RECORDS SHOWN Start Marker

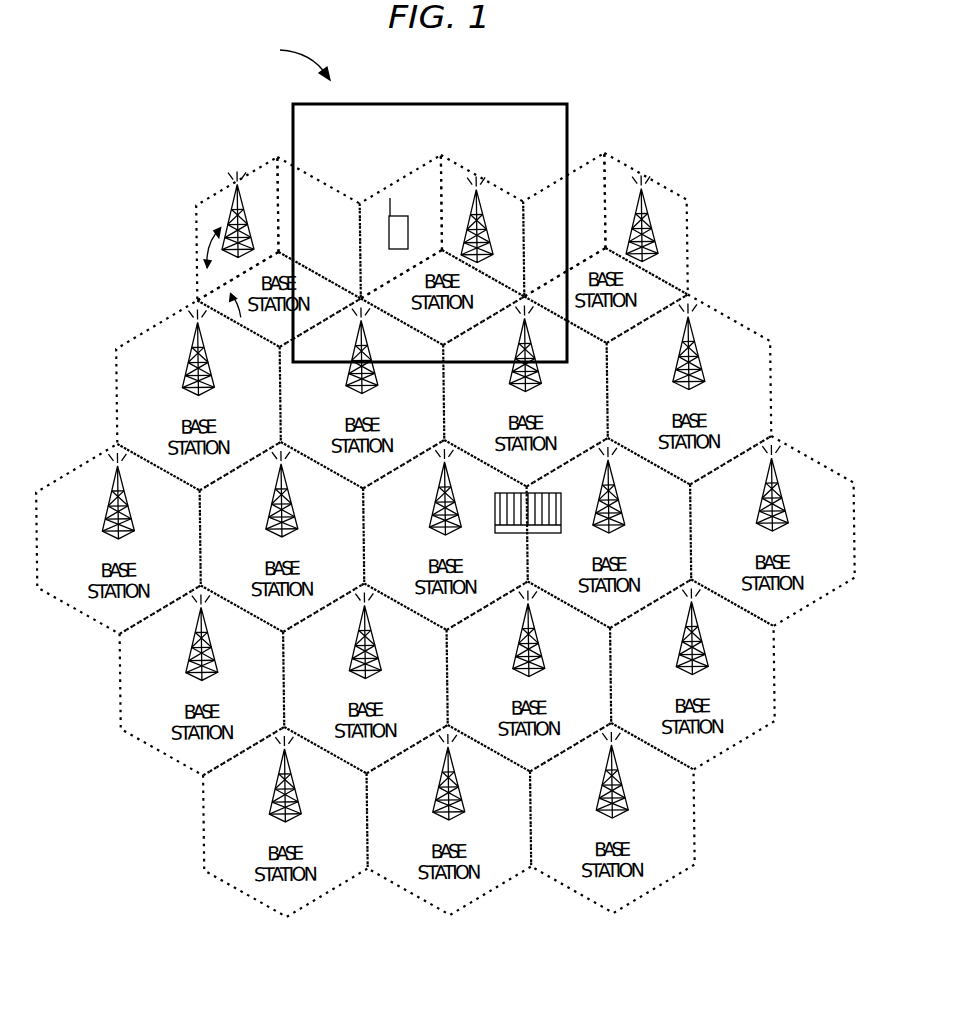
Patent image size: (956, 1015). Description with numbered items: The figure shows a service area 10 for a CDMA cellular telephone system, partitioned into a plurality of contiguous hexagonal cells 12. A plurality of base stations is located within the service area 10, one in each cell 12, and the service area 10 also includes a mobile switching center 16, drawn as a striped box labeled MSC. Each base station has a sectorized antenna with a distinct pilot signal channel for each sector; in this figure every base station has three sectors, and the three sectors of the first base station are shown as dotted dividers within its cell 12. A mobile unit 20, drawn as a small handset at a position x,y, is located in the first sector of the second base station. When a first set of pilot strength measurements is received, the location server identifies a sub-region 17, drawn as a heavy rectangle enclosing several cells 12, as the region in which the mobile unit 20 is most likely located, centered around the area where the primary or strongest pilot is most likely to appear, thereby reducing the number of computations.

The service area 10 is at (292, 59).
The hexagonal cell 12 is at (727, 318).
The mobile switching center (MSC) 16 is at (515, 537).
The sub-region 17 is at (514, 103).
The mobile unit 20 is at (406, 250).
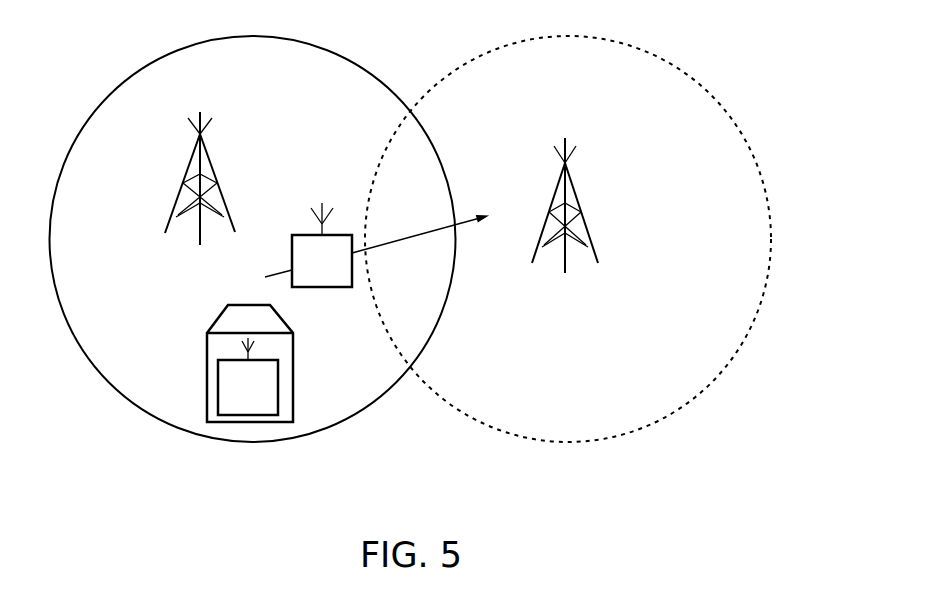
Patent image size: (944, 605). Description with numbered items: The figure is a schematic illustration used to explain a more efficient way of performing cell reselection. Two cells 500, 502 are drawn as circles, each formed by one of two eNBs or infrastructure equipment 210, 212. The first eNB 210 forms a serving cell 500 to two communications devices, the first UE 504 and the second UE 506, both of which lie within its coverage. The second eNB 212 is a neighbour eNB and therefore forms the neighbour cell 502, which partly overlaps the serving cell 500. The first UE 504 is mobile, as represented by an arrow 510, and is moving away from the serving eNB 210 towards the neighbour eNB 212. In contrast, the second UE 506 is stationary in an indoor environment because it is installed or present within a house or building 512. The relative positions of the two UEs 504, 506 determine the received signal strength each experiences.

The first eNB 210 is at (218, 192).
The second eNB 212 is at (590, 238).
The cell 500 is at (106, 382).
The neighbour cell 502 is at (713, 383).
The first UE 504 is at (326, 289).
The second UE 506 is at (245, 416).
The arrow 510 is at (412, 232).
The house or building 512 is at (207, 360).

RECORDS SHOWN End Marker

#### WORK INSTRUCTIONS
Copy the line containing "Patent image size: (944, 605)." exactly. Then copy every line after it through the end of the listing, and nothing more.

#### ANSWER SPACE
Patent image size: (944, 605). Description with numbered items: The figure is a schematic illustration used to explain a more efficient way of performing cell reselection. Two cells 500, 502 are drawn as circles, each formed by one of two eNBs or infrastructure equipment 210, 212. The first eNB 210 forms a serving cell 500 to two communications devices, the first UE 504 and the second UE 506, both of which lie within its coverage. The second eNB 212 is a neighbour eNB and therefore forms the neighbour cell 502, which partly overlaps the serving cell 500. The first UE 504 is mobile, as represented by an arrow 510, and is moving away from the serving eNB 210 towards the neighbour eNB 212. In contrast, the second UE 506 is stationary in an indoor environment because it is installed or present within a house or building 512. The relative positions of the two UEs 504, 506 determine the received signal strength each experiences.

The first eNB 210 is at (218, 192).
The second eNB 212 is at (590, 238).
The cell 500 is at (106, 382).
The neighbour cell 502 is at (713, 383).
The first UE 504 is at (326, 289).
The second UE 506 is at (245, 416).
The arrow 510 is at (412, 232).
The house or building 512 is at (207, 360).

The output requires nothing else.